Objective:
Return every line of the material below unchanged, omitting the pictures from your answer.

** START Materials provided **

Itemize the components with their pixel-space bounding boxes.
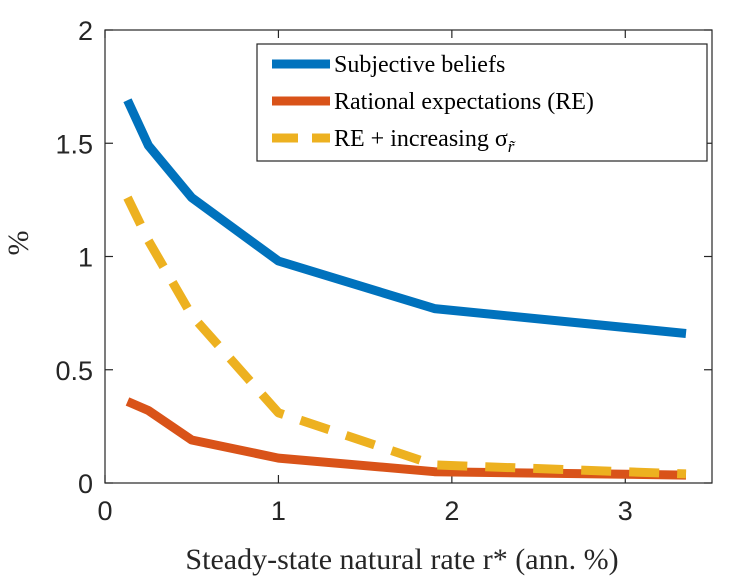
x-tick-label: 2: [444, 496, 459, 526]
legend: Subjective beliefs Rational expectations…: [256, 43, 708, 162]
legend-label-subjective-beliefs: Subjective beliefs: [334, 52, 505, 78]
y-axis-label: %: [2, 231, 35, 256]
x-tick-label: 1: [271, 496, 286, 526]
x-tick-label: 3: [618, 496, 633, 526]
legend-label-re-increasing-sigma: RE + increasing σr̃: [334, 126, 516, 156]
axes-box: [104, 29, 713, 484]
series-line-re-increasing-sigma: [123, 195, 687, 479]
x-axis-label: Steady-state natural rate r* (ann. %): [185, 543, 618, 576]
series-lines: [123, 98, 687, 480]
y-tick-label: 2: [78, 16, 93, 46]
tick-labels: 0 1 2 3 0 0.5 1 1.5 2: [55, 16, 712, 526]
series-line-rational-expectations: [125, 397, 687, 480]
series-line-subjective-beliefs: [123, 98, 687, 338]
x-tick-label: 0: [97, 496, 112, 526]
y-tick-label: 1.5: [55, 129, 93, 159]
legend-label-rational-expectations: Rational expectations (RE): [334, 89, 594, 115]
legend-box: [256, 43, 708, 162]
y-tick-label: 0.5: [55, 356, 93, 386]
y-tick-label: 1: [78, 243, 93, 273]
y-tick-label: 0: [78, 469, 93, 499]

** END Materials provided **

Answer to this problem:
Itemize the components with their pixel-space bounding boxes.
x-tick-label: 2: [444, 496, 459, 526]
legend: Subjective beliefs Rational expectations…: [256, 43, 708, 162]
legend-label-subjective-beliefs: Subjective beliefs: [334, 52, 505, 78]
y-axis-label: %: [2, 231, 35, 256]
x-tick-label: 1: [271, 496, 286, 526]
x-tick-label: 3: [618, 496, 633, 526]
legend-label-re-increasing-sigma: RE + increasing σr̃: [334, 126, 516, 156]
axes-box: [104, 29, 713, 484]
series-line-re-increasing-sigma: [123, 195, 687, 479]
x-axis-label: Steady-state natural rate r* (ann. %): [185, 543, 618, 576]
series-lines: [123, 98, 687, 480]
y-tick-label: 2: [78, 16, 93, 46]
tick-labels: 0 1 2 3 0 0.5 1 1.5 2: [55, 16, 712, 526]
series-line-rational-expectations: [125, 397, 687, 480]
series-line-subjective-beliefs: [123, 98, 687, 338]
x-tick-label: 0: [97, 496, 112, 526]
y-tick-label: 1.5: [55, 129, 93, 159]
legend-label-rational-expectations: Rational expectations (RE): [334, 89, 594, 115]
legend-box: [256, 43, 708, 162]
y-tick-label: 0.5: [55, 356, 93, 386]
y-tick-label: 1: [78, 243, 93, 273]
y-tick-label: 0: [78, 469, 93, 499]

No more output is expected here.